▶ _Task requirements_
Quote the listing below in full and exactly as written, but omit every picture.

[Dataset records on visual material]
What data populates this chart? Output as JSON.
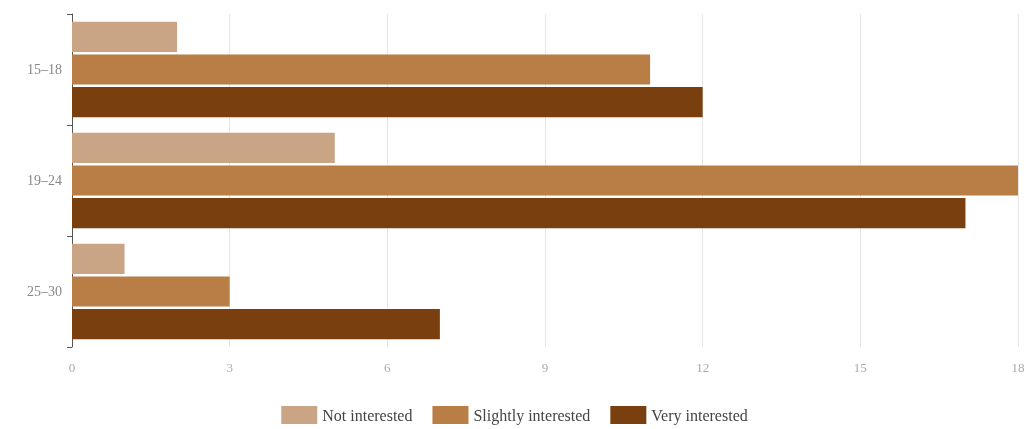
{
  "chart_data": {
    "type": "bar",
    "orientation": "horizontal",
    "categories": [
      "15–18",
      "19–24",
      "25–30"
    ],
    "series": [
      {
        "name": "Not interested",
        "color": "#c9a585",
        "values": [
          2,
          5,
          1
        ]
      },
      {
        "name": "Slightly interested",
        "color": "#b97d46",
        "values": [
          11,
          18,
          3
        ]
      },
      {
        "name": "Very interested",
        "color": "#7a3f0e",
        "values": [
          12,
          17,
          7
        ]
      }
    ],
    "xlim": [
      0,
      18
    ],
    "xticks": [
      0,
      3,
      6,
      9,
      12,
      15,
      18
    ],
    "grid": "x",
    "legend": "bottom"
  }
}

▶ _Expected answer_
What data populates this chart? Output as JSON.
{
  "chart_data": {
    "type": "bar",
    "orientation": "horizontal",
    "categories": [
      "15–18",
      "19–24",
      "25–30"
    ],
    "series": [
      {
        "name": "Not interested",
        "color": "#c9a585",
        "values": [
          2,
          5,
          1
        ]
      },
      {
        "name": "Slightly interested",
        "color": "#b97d46",
        "values": [
          11,
          18,
          3
        ]
      },
      {
        "name": "Very interested",
        "color": "#7a3f0e",
        "values": [
          12,
          17,
          7
        ]
      }
    ],
    "xlim": [
      0,
      18
    ],
    "xticks": [
      0,
      3,
      6,
      9,
      12,
      15,
      18
    ],
    "grid": "x",
    "legend": "bottom"
  }
}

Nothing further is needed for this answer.